THE EXERCISE
Reproduce all of the data exactly, with no line skipped.

[START OF DATA FOR THIS TASK]

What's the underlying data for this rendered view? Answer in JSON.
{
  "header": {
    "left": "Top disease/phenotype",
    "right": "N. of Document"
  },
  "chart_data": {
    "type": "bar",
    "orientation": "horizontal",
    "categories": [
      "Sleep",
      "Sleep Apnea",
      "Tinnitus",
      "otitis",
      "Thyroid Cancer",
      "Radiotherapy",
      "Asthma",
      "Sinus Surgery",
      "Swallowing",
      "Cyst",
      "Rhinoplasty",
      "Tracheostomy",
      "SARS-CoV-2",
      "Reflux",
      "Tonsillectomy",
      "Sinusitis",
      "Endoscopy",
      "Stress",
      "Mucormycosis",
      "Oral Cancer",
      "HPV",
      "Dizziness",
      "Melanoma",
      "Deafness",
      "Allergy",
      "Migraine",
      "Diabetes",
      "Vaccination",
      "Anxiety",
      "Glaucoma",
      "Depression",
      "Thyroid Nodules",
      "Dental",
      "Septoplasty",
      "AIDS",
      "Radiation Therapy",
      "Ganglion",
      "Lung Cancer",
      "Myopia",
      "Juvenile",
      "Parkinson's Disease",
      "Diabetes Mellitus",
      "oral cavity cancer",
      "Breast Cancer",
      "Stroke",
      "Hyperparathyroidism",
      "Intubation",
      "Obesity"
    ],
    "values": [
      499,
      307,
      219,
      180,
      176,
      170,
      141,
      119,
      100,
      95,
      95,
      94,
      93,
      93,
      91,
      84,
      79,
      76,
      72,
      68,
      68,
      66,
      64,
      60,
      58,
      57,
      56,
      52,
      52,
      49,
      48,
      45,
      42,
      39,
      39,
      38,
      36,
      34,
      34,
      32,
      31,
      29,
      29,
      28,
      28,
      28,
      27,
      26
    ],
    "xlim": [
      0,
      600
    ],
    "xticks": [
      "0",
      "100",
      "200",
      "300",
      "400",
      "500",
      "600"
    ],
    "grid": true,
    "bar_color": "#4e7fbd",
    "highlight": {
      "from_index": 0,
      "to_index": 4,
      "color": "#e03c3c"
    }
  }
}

[END OF DATA FOR THIS TASK]

THE RESPONSE
What's the underlying data for this rendered view? Answer in JSON.
{
  "header": {
    "left": "Top disease/phenotype",
    "right": "N. of Document"
  },
  "chart_data": {
    "type": "bar",
    "orientation": "horizontal",
    "categories": [
      "Sleep",
      "Sleep Apnea",
      "Tinnitus",
      "otitis",
      "Thyroid Cancer",
      "Radiotherapy",
      "Asthma",
      "Sinus Surgery",
      "Swallowing",
      "Cyst",
      "Rhinoplasty",
      "Tracheostomy",
      "SARS-CoV-2",
      "Reflux",
      "Tonsillectomy",
      "Sinusitis",
      "Endoscopy",
      "Stress",
      "Mucormycosis",
      "Oral Cancer",
      "HPV",
      "Dizziness",
      "Melanoma",
      "Deafness",
      "Allergy",
      "Migraine",
      "Diabetes",
      "Vaccination",
      "Anxiety",
      "Glaucoma",
      "Depression",
      "Thyroid Nodules",
      "Dental",
      "Septoplasty",
      "AIDS",
      "Radiation Therapy",
      "Ganglion",
      "Lung Cancer",
      "Myopia",
      "Juvenile",
      "Parkinson's Disease",
      "Diabetes Mellitus",
      "oral cavity cancer",
      "Breast Cancer",
      "Stroke",
      "Hyperparathyroidism",
      "Intubation",
      "Obesity"
    ],
    "values": [
      499,
      307,
      219,
      180,
      176,
      170,
      141,
      119,
      100,
      95,
      95,
      94,
      93,
      93,
      91,
      84,
      79,
      76,
      72,
      68,
      68,
      66,
      64,
      60,
      58,
      57,
      56,
      52,
      52,
      49,
      48,
      45,
      42,
      39,
      39,
      38,
      36,
      34,
      34,
      32,
      31,
      29,
      29,
      28,
      28,
      28,
      27,
      26
    ],
    "xlim": [
      0,
      600
    ],
    "xticks": [
      "0",
      "100",
      "200",
      "300",
      "400",
      "500",
      "600"
    ],
    "grid": true,
    "bar_color": "#4e7fbd",
    "highlight": {
      "from_index": 0,
      "to_index": 4,
      "color": "#e03c3c"
    }
  }
}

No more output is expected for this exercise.